# What this task involves
Can you print every record below exactly as written?

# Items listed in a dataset
============================================================
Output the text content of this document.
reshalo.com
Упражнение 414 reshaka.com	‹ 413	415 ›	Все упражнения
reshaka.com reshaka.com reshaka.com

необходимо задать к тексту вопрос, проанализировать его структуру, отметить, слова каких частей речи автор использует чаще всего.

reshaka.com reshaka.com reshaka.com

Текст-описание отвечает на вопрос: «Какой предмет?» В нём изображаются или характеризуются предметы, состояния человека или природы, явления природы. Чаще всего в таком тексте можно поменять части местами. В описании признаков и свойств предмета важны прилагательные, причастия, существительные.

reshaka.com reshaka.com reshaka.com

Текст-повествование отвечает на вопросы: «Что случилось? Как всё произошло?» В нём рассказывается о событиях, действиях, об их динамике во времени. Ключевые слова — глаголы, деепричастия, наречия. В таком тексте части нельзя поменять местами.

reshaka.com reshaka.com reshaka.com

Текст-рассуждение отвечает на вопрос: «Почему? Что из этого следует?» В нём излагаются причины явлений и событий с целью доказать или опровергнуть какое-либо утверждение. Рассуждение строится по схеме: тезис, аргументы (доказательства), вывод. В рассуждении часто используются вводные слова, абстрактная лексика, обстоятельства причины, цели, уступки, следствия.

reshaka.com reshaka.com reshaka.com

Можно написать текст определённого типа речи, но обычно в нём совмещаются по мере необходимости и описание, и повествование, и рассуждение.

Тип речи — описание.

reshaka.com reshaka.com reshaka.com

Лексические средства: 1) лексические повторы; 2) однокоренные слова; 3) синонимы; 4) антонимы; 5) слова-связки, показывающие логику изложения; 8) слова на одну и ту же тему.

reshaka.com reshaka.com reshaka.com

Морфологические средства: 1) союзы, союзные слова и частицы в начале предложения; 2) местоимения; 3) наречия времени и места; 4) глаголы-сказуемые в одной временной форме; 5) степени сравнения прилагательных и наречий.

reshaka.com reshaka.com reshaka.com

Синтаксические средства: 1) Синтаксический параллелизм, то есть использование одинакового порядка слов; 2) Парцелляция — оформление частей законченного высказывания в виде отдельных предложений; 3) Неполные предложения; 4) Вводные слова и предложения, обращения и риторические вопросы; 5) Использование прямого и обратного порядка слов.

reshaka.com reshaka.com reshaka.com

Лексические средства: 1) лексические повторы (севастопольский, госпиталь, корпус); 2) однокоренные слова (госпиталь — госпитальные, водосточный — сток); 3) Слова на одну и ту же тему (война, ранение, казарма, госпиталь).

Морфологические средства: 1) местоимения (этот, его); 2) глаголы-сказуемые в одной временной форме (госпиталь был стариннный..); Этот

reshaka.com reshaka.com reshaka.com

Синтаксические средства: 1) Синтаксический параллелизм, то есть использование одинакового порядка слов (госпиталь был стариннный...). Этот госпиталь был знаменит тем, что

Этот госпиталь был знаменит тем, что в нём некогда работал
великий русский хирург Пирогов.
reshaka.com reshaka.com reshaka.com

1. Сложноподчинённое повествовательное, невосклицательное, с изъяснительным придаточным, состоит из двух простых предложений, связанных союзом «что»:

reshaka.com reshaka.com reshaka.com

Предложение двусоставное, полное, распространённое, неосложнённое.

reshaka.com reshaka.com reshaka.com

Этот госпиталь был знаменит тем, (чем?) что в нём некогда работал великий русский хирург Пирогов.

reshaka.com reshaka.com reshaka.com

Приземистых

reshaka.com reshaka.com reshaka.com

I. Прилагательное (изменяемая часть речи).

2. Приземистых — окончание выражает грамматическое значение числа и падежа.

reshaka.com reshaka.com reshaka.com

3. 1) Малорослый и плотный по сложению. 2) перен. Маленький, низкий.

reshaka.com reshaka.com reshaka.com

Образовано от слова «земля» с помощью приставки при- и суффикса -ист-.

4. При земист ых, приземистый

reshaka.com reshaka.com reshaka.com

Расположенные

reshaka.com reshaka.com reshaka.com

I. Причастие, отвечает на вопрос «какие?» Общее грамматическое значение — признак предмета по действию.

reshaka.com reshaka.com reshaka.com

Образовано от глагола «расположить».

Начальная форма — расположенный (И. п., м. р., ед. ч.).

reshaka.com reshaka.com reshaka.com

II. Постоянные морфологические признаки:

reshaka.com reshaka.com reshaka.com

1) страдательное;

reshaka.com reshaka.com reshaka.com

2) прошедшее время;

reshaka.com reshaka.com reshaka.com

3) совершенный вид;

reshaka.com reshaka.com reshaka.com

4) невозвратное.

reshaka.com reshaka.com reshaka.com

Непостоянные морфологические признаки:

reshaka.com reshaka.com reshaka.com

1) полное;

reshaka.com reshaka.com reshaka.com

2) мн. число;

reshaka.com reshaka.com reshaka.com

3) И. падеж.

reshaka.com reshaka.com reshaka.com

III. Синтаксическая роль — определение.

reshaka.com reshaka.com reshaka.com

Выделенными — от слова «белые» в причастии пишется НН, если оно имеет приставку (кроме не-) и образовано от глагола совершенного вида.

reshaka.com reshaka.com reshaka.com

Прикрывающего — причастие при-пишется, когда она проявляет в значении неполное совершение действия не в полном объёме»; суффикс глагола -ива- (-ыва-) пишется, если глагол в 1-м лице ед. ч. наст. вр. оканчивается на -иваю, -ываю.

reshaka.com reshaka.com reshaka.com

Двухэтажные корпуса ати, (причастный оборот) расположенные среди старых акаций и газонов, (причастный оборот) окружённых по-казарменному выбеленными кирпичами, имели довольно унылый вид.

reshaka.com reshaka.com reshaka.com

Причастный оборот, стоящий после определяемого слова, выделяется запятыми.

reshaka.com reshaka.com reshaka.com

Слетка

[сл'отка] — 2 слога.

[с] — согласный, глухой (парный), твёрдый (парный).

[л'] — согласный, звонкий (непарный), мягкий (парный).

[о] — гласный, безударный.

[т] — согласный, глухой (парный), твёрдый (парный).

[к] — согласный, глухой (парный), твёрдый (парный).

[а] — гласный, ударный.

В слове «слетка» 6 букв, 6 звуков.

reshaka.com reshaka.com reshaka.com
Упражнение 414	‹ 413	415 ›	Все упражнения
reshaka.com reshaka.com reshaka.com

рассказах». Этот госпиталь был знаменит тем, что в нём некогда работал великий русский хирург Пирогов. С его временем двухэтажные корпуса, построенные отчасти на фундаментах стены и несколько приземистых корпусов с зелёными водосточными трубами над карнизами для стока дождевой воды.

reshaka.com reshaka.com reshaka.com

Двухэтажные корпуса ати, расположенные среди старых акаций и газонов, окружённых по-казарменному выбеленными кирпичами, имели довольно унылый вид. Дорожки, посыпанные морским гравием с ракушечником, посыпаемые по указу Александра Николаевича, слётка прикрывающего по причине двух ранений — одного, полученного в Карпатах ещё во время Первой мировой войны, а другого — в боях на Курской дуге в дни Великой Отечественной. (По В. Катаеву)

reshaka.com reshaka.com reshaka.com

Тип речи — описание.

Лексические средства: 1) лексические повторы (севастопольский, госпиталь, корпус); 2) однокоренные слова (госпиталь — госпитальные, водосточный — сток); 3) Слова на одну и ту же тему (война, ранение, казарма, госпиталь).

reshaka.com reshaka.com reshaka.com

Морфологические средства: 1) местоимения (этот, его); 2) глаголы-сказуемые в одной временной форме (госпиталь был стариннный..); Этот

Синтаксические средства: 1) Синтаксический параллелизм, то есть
============================================================
# Answer
Output the text content of this document.
reshalo.com
Упражнение 414 reshaka.com	‹ 413	415 ›	Все упражнения
reshaka.com reshaka.com reshaka.com

необходимо задать к тексту вопрос, проанализировать его структуру, отметить, слова каких частей речи автор использует чаще всего.

reshaka.com reshaka.com reshaka.com

Текст-описание отвечает на вопрос: «Какой предмет?» В нём изображаются или характеризуются предметы, состояния человека или природы, явления природы. Чаще всего в таком тексте можно поменять части местами. В описании признаков и свойств предмета важны прилагательные, причастия, существительные.

reshaka.com reshaka.com reshaka.com

Текст-повествование отвечает на вопросы: «Что случилось? Как всё произошло?» В нём рассказывается о событиях, действиях, об их динамике во времени. Ключевые слова — глаголы, деепричастия, наречия. В таком тексте части нельзя поменять местами.

reshaka.com reshaka.com reshaka.com

Текст-рассуждение отвечает на вопрос: «Почему? Что из этого следует?» В нём излагаются причины явлений и событий с целью доказать или опровергнуть какое-либо утверждение. Рассуждение строится по схеме: тезис, аргументы (доказательства), вывод. В рассуждении часто используются вводные слова, абстрактная лексика, обстоятельства причины, цели, уступки, следствия.

reshaka.com reshaka.com reshaka.com

Можно написать текст определённого типа речи, но обычно в нём совмещаются по мере необходимости и описание, и повествование, и рассуждение.

Тип речи — описание.

reshaka.com reshaka.com reshaka.com

Лексические средства: 1) лексические повторы; 2) однокоренные слова; 3) синонимы; 4) антонимы; 5) слова-связки, показывающие логику изложения; 8) слова на одну и ту же тему.

reshaka.com reshaka.com reshaka.com

Морфологические средства: 1) союзы, союзные слова и частицы в начале предложения; 2) местоимения; 3) наречия времени и места; 4) глаголы-сказуемые в одной временной форме; 5) степени сравнения прилагательных и наречий.

reshaka.com reshaka.com reshaka.com

Синтаксические средства: 1) Синтаксический параллелизм, то есть использование одинакового порядка слов; 2) Парцелляция — оформление частей законченного высказывания в виде отдельных предложений; 3) Неполные предложения; 4) Вводные слова и предложения, обращения и риторические вопросы; 5) Использование прямого и обратного порядка слов.

reshaka.com reshaka.com reshaka.com

Лексические средства: 1) лексические повторы (севастопольский, госпиталь, корпус); 2) однокоренные слова (госпиталь — госпитальные, водосточный — сток); 3) Слова на одну и ту же тему (война, ранение, казарма, госпиталь).

Морфологические средства: 1) местоимения (этот, его); 2) глаголы-сказуемые в одной временной форме (госпиталь был стариннный..); Этот

reshaka.com reshaka.com reshaka.com

Синтаксические средства: 1) Синтаксический параллелизм, то есть использование одинакового порядка слов (госпиталь был стариннный...). Этот госпиталь был знаменит тем, что

Этот госпиталь был знаменит тем, что в нём некогда работал
великий русский хирург Пирогов.
reshaka.com reshaka.com reshaka.com

1. Сложноподчинённое повествовательное, невосклицательное, с изъяснительным придаточным, состоит из двух простых предложений, связанных союзом «что»:

reshaka.com reshaka.com reshaka.com

Предложение двусоставное, полное, распространённое, неосложнённое.

reshaka.com reshaka.com reshaka.com

Этот госпиталь был знаменит тем, (чем?) что в нём некогда работал великий русский хирург Пирогов.

reshaka.com reshaka.com reshaka.com

Приземистых

reshaka.com reshaka.com reshaka.com

I. Прилагательное (изменяемая часть речи).

2. Приземистых — окончание выражает грамматическое значение числа и падежа.

reshaka.com reshaka.com reshaka.com

3. 1) Малорослый и плотный по сложению. 2) перен. Маленький, низкий.

reshaka.com reshaka.com reshaka.com

Образовано от слова «земля» с помощью приставки при- и суффикса -ист-.

4. При земист ых, приземистый

reshaka.com reshaka.com reshaka.com

Расположенные

reshaka.com reshaka.com reshaka.com

I. Причастие, отвечает на вопрос «какие?» Общее грамматическое значение — признак предмета по действию.

reshaka.com reshaka.com reshaka.com

Образовано от глагола «расположить».

Начальная форма — расположенный (И. п., м. р., ед. ч.).

reshaka.com reshaka.com reshaka.com

II. Постоянные морфологические признаки:

reshaka.com reshaka.com reshaka.com

1) страдательное;

reshaka.com reshaka.com reshaka.com

2) прошедшее время;

reshaka.com reshaka.com reshaka.com

3) совершенный вид;

reshaka.com reshaka.com reshaka.com

4) невозвратное.

reshaka.com reshaka.com reshaka.com

Непостоянные морфологические признаки:

reshaka.com reshaka.com reshaka.com

1) полное;

reshaka.com reshaka.com reshaka.com

2) мн. число;

reshaka.com reshaka.com reshaka.com

3) И. падеж.

reshaka.com reshaka.com reshaka.com

III. Синтаксическая роль — определение.

reshaka.com reshaka.com reshaka.com

Выделенными — от слова «белые» в причастии пишется НН, если оно имеет приставку (кроме не-) и образовано от глагола совершенного вида.

reshaka.com reshaka.com reshaka.com

Прикрывающего — причастие при-пишется, когда она проявляет в значении неполное совершение действия не в полном объёме»; суффикс глагола -ива- (-ыва-) пишется, если глагол в 1-м лице ед. ч. наст. вр. оканчивается на -иваю, -ываю.

reshaka.com reshaka.com reshaka.com

Двухэтажные корпуса ати, (причастный оборот) расположенные среди старых акаций и газонов, (причастный оборот) окружённых по-казарменному выбеленными кирпичами, имели довольно унылый вид.

reshaka.com reshaka.com reshaka.com

Причастный оборот, стоящий после определяемого слова, выделяется запятыми.

reshaka.com reshaka.com reshaka.com

Слетка

[сл'отка] — 2 слога.

[с] — согласный, глухой (парный), твёрдый (парный).

[л'] — согласный, звонкий (непарный), мягкий (парный).

[о] — гласный, безударный.

[т] — согласный, глухой (парный), твёрдый (парный).

[к] — согласный, глухой (парный), твёрдый (парный).

[а] — гласный, ударный.

В слове «слетка» 6 букв, 6 звуков.

reshaka.com reshaka.com reshaka.com
Упражнение 414	‹ 413	415 ›	Все упражнения
reshaka.com reshaka.com reshaka.com

рассказах». Этот госпиталь был знаменит тем, что в нём некогда работал великий русский хирург Пирогов. С его временем двухэтажные корпуса, построенные отчасти на фундаментах стены и несколько приземистых корпусов с зелёными водосточными трубами над карнизами для стока дождевой воды.

reshaka.com reshaka.com reshaka.com

Двухэтажные корпуса ати, расположенные среди старых акаций и газонов, окружённых по-казарменному выбеленными кирпичами, имели довольно унылый вид. Дорожки, посыпанные морским гравием с ракушечником, посыпаемые по указу Александра Николаевича, слётка прикрывающего по причине двух ранений — одного, полученного в Карпатах ещё во время Первой мировой войны, а другого — в боях на Курской дуге в дни Великой Отечественной. (По В. Катаеву)

reshaka.com reshaka.com reshaka.com

Тип речи — описание.

Лексические средства: 1) лексические повторы (севастопольский, госпиталь, корпус); 2) однокоренные слова (госпиталь — госпитальные, водосточный — сток); 3) Слова на одну и ту же тему (война, ранение, казарма, госпиталь).

reshaka.com reshaka.com reshaka.com

Морфологические средства: 1) местоимения (этот, его); 2) глаголы-сказуемые в одной временной форме (госпиталь был стариннный..); Этот

Синтаксические средства: 1) Синтаксический параллелизм, то есть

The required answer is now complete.